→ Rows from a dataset
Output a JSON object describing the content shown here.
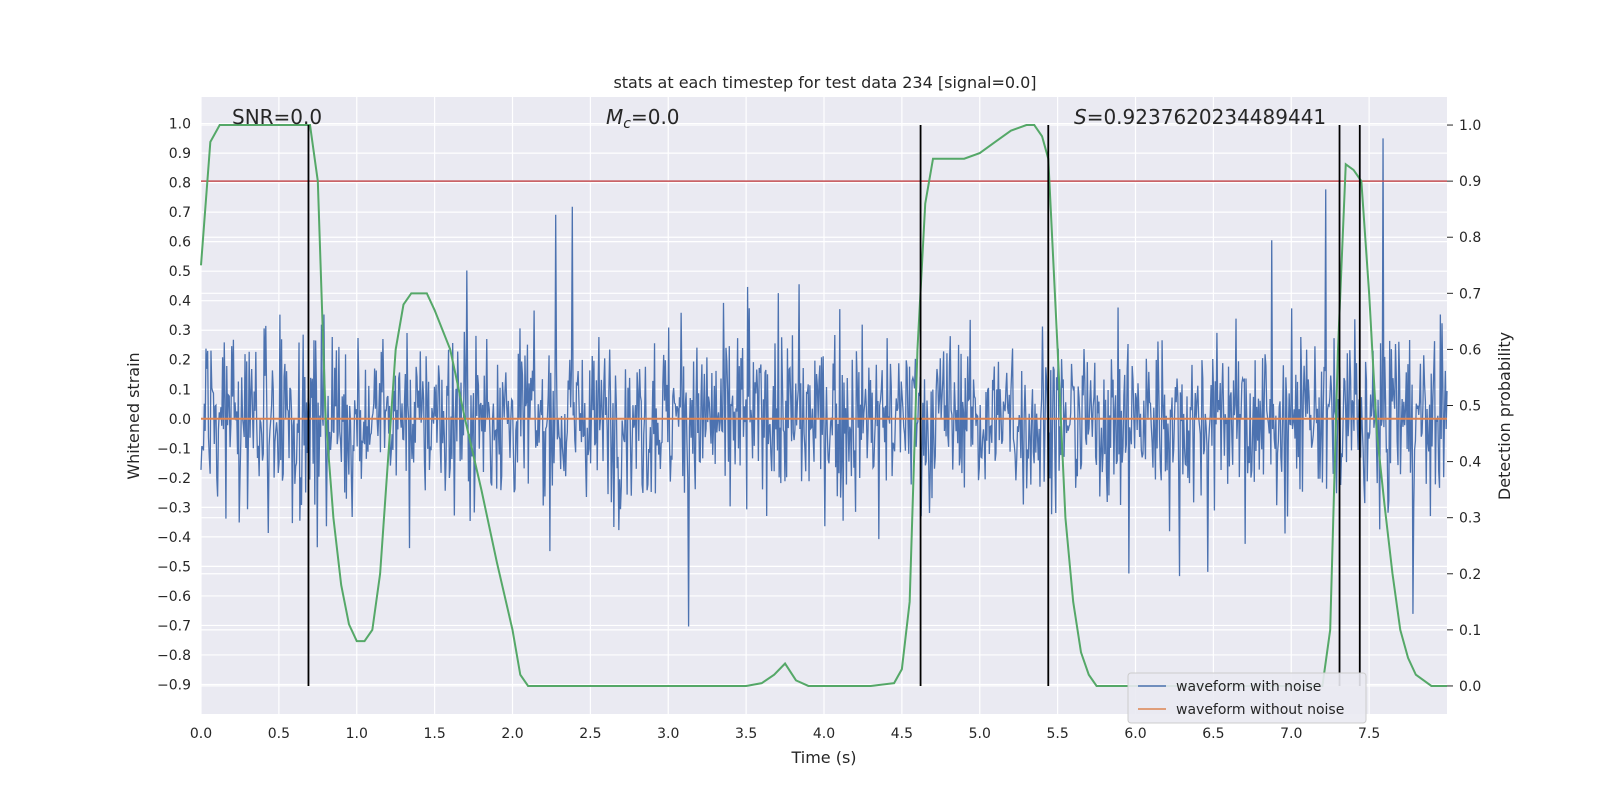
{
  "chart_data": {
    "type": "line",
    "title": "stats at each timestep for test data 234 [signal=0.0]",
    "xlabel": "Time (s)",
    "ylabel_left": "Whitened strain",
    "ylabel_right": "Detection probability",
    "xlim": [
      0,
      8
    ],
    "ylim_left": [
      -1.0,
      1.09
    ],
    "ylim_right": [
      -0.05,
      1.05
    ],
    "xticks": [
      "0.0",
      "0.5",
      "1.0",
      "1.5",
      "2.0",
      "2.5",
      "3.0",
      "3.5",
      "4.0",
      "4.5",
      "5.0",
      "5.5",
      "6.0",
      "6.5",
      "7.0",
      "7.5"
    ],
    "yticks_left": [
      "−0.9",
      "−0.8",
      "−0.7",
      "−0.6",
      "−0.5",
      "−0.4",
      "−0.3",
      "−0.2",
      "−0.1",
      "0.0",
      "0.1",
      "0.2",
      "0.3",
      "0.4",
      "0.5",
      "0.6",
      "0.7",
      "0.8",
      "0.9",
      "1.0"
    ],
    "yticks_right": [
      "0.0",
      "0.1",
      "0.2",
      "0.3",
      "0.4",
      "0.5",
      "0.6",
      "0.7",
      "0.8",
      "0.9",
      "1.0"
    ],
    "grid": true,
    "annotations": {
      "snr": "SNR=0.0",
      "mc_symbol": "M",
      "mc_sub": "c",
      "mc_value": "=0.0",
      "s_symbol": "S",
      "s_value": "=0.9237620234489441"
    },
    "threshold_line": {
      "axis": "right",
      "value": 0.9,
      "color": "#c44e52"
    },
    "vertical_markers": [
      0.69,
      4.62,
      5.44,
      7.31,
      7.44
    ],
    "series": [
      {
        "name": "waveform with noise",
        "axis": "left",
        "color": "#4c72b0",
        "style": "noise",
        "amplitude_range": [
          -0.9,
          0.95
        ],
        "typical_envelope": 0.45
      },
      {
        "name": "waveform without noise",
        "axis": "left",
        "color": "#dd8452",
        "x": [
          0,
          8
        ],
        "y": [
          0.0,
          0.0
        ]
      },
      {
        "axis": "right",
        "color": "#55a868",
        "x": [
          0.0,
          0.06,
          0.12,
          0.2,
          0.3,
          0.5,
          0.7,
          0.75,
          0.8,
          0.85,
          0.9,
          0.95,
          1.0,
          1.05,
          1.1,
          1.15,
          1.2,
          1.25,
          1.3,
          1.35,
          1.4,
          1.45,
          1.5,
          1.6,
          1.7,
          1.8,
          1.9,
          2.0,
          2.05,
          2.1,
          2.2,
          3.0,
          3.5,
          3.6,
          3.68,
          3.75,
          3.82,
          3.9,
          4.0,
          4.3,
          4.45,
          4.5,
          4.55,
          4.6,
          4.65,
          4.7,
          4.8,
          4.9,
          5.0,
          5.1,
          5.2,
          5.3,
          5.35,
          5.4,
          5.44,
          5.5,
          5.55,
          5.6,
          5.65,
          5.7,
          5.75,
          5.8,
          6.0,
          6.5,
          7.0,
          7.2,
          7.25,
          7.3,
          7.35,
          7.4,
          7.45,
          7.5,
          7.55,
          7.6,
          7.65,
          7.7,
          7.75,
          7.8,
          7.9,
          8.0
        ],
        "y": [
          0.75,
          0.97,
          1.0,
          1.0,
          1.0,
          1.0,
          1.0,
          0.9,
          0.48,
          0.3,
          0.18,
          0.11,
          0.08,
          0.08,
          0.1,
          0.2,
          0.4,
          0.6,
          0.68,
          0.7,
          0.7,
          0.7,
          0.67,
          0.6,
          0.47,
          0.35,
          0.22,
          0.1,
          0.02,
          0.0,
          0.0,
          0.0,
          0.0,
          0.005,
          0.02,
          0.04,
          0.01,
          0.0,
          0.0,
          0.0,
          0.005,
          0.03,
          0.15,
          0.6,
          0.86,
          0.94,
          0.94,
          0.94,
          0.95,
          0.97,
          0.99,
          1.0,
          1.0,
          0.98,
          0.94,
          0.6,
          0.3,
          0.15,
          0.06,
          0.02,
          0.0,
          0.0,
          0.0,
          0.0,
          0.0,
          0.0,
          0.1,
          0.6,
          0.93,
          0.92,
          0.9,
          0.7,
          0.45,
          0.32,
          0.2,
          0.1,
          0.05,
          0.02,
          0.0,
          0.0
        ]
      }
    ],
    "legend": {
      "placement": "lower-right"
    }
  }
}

→ EXERCISE BRIEF
Copy every record above exactly as written, but leave out the pictures.

→ FINAL RESULT
Output a JSON object describing the content shown here.
{
  "chart_data": {
    "type": "line",
    "title": "stats at each timestep for test data 234 [signal=0.0]",
    "xlabel": "Time (s)",
    "ylabel_left": "Whitened strain",
    "ylabel_right": "Detection probability",
    "xlim": [
      0,
      8
    ],
    "ylim_left": [
      -1.0,
      1.09
    ],
    "ylim_right": [
      -0.05,
      1.05
    ],
    "xticks": [
      "0.0",
      "0.5",
      "1.0",
      "1.5",
      "2.0",
      "2.5",
      "3.0",
      "3.5",
      "4.0",
      "4.5",
      "5.0",
      "5.5",
      "6.0",
      "6.5",
      "7.0",
      "7.5"
    ],
    "yticks_left": [
      "−0.9",
      "−0.8",
      "−0.7",
      "−0.6",
      "−0.5",
      "−0.4",
      "−0.3",
      "−0.2",
      "−0.1",
      "0.0",
      "0.1",
      "0.2",
      "0.3",
      "0.4",
      "0.5",
      "0.6",
      "0.7",
      "0.8",
      "0.9",
      "1.0"
    ],
    "yticks_right": [
      "0.0",
      "0.1",
      "0.2",
      "0.3",
      "0.4",
      "0.5",
      "0.6",
      "0.7",
      "0.8",
      "0.9",
      "1.0"
    ],
    "grid": true,
    "annotations": {
      "snr": "SNR=0.0",
      "mc_symbol": "M",
      "mc_sub": "c",
      "mc_value": "=0.0",
      "s_symbol": "S",
      "s_value": "=0.9237620234489441"
    },
    "threshold_line": {
      "axis": "right",
      "value": 0.9,
      "color": "#c44e52"
    },
    "vertical_markers": [
      0.69,
      4.62,
      5.44,
      7.31,
      7.44
    ],
    "series": [
      {
        "name": "waveform with noise",
        "axis": "left",
        "color": "#4c72b0",
        "style": "noise",
        "amplitude_range": [
          -0.9,
          0.95
        ],
        "typical_envelope": 0.45
      },
      {
        "name": "waveform without noise",
        "axis": "left",
        "color": "#dd8452",
        "x": [
          0,
          8
        ],
        "y": [
          0.0,
          0.0
        ]
      },
      {
        "axis": "right",
        "color": "#55a868",
        "x": [
          0.0,
          0.06,
          0.12,
          0.2,
          0.3,
          0.5,
          0.7,
          0.75,
          0.8,
          0.85,
          0.9,
          0.95,
          1.0,
          1.05,
          1.1,
          1.15,
          1.2,
          1.25,
          1.3,
          1.35,
          1.4,
          1.45,
          1.5,
          1.6,
          1.7,
          1.8,
          1.9,
          2.0,
          2.05,
          2.1,
          2.2,
          3.0,
          3.5,
          3.6,
          3.68,
          3.75,
          3.82,
          3.9,
          4.0,
          4.3,
          4.45,
          4.5,
          4.55,
          4.6,
          4.65,
          4.7,
          4.8,
          4.9,
          5.0,
          5.1,
          5.2,
          5.3,
          5.35,
          5.4,
          5.44,
          5.5,
          5.55,
          5.6,
          5.65,
          5.7,
          5.75,
          5.8,
          6.0,
          6.5,
          7.0,
          7.2,
          7.25,
          7.3,
          7.35,
          7.4,
          7.45,
          7.5,
          7.55,
          7.6,
          7.65,
          7.7,
          7.75,
          7.8,
          7.9,
          8.0
        ],
        "y": [
          0.75,
          0.97,
          1.0,
          1.0,
          1.0,
          1.0,
          1.0,
          0.9,
          0.48,
          0.3,
          0.18,
          0.11,
          0.08,
          0.08,
          0.1,
          0.2,
          0.4,
          0.6,
          0.68,
          0.7,
          0.7,
          0.7,
          0.67,
          0.6,
          0.47,
          0.35,
          0.22,
          0.1,
          0.02,
          0.0,
          0.0,
          0.0,
          0.0,
          0.005,
          0.02,
          0.04,
          0.01,
          0.0,
          0.0,
          0.0,
          0.005,
          0.03,
          0.15,
          0.6,
          0.86,
          0.94,
          0.94,
          0.94,
          0.95,
          0.97,
          0.99,
          1.0,
          1.0,
          0.98,
          0.94,
          0.6,
          0.3,
          0.15,
          0.06,
          0.02,
          0.0,
          0.0,
          0.0,
          0.0,
          0.0,
          0.0,
          0.1,
          0.6,
          0.93,
          0.92,
          0.9,
          0.7,
          0.45,
          0.32,
          0.2,
          0.1,
          0.05,
          0.02,
          0.0,
          0.0
        ]
      }
    ],
    "legend": {
      "placement": "lower-right"
    }
  }
}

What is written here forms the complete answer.